##### Selected extract #####

BROADBAND ANTENNA AND WIRELESS COMMUNICATION DEVICE EMPLOYING SAME

Abstract

A broadband antenna is mounted in a metal piece and includes a radiating portion, a ground portion, and a feed portion. The radiating portion includes a main portion and a plurality of radiating arms extending from the main portion in multiple directions, the radiating arms extend to contact the metal piece. The main portion, the radiating arms, and the metal piece enclose several slots. The ground portion is connected to a plurality of end portions of the radiating arms. The feed portion is connected to the metal piece and is adjacent to the radiating portion. The feed portion, the ground portion, the main portion, and the plurality of radiating arms form different current paths, thus to form different resonance nodes, thereby tender the broadband antenna to work at multi frequency bands. A wireless communication device employing the broadband antenna is also described.

Description

BACKGROUND

1. Technical Field

The present disclosure relates to a broadband antenna and a wireless communication device employing the broadband antenna.

2. Description of Related Art

An antenna is used for transceiving wireless signals in a wireless communication device, such as a mobile phone or a personal digital assistant. The wireless communication device needs to transmit and receive wireless signals at different frequencies to meet different communication system standards. A metal housing is applied for the wireless communication device for strength and heat dissipating. However, the antenna may be affected by a shielding effect of the metal housing. Therefore, the antenna is designed in the limited space of the metal housing and needs to overcome the affection of the metal housing, meanwhile transceiving multiband frequency wireless signals. There is room for improvements in the art.

#####

Work to be completed >> From the broadband antenna text, quote word for word the part that opens with the words "1. Technical Field" and closes with "in the art.".

##### Given data #####

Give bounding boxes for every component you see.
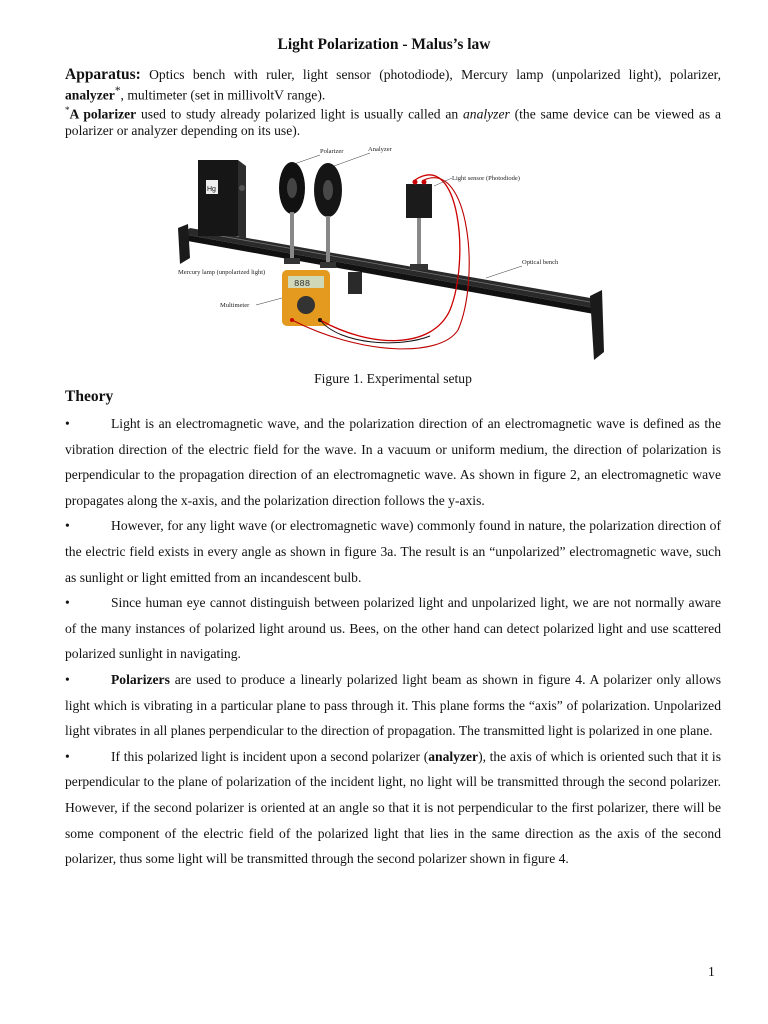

#####

Output of the task >>
1. Technical Field

The present disclosure relates to a broadband antenna and a wireless communication device employing the broadband antenna.

2. Description of Related Art

An antenna is used for transceiving wireless signals in a wireless communication device, such as a mobile phone or a personal digital assistant. The wireless communication device needs to transmit and receive wireless signals at different frequencies to meet different communication system standards. A metal housing is applied for the wireless communication device for strength and heat dissipating. However, the antenna may be affected by a shielding effect of the metal housing. Therefore, the antenna is designed in the limited space of the metal housing and needs to overcome the affection of the metal housing, meanwhile transceiving multiband frequency wireless signals. There is room for improvements in the art.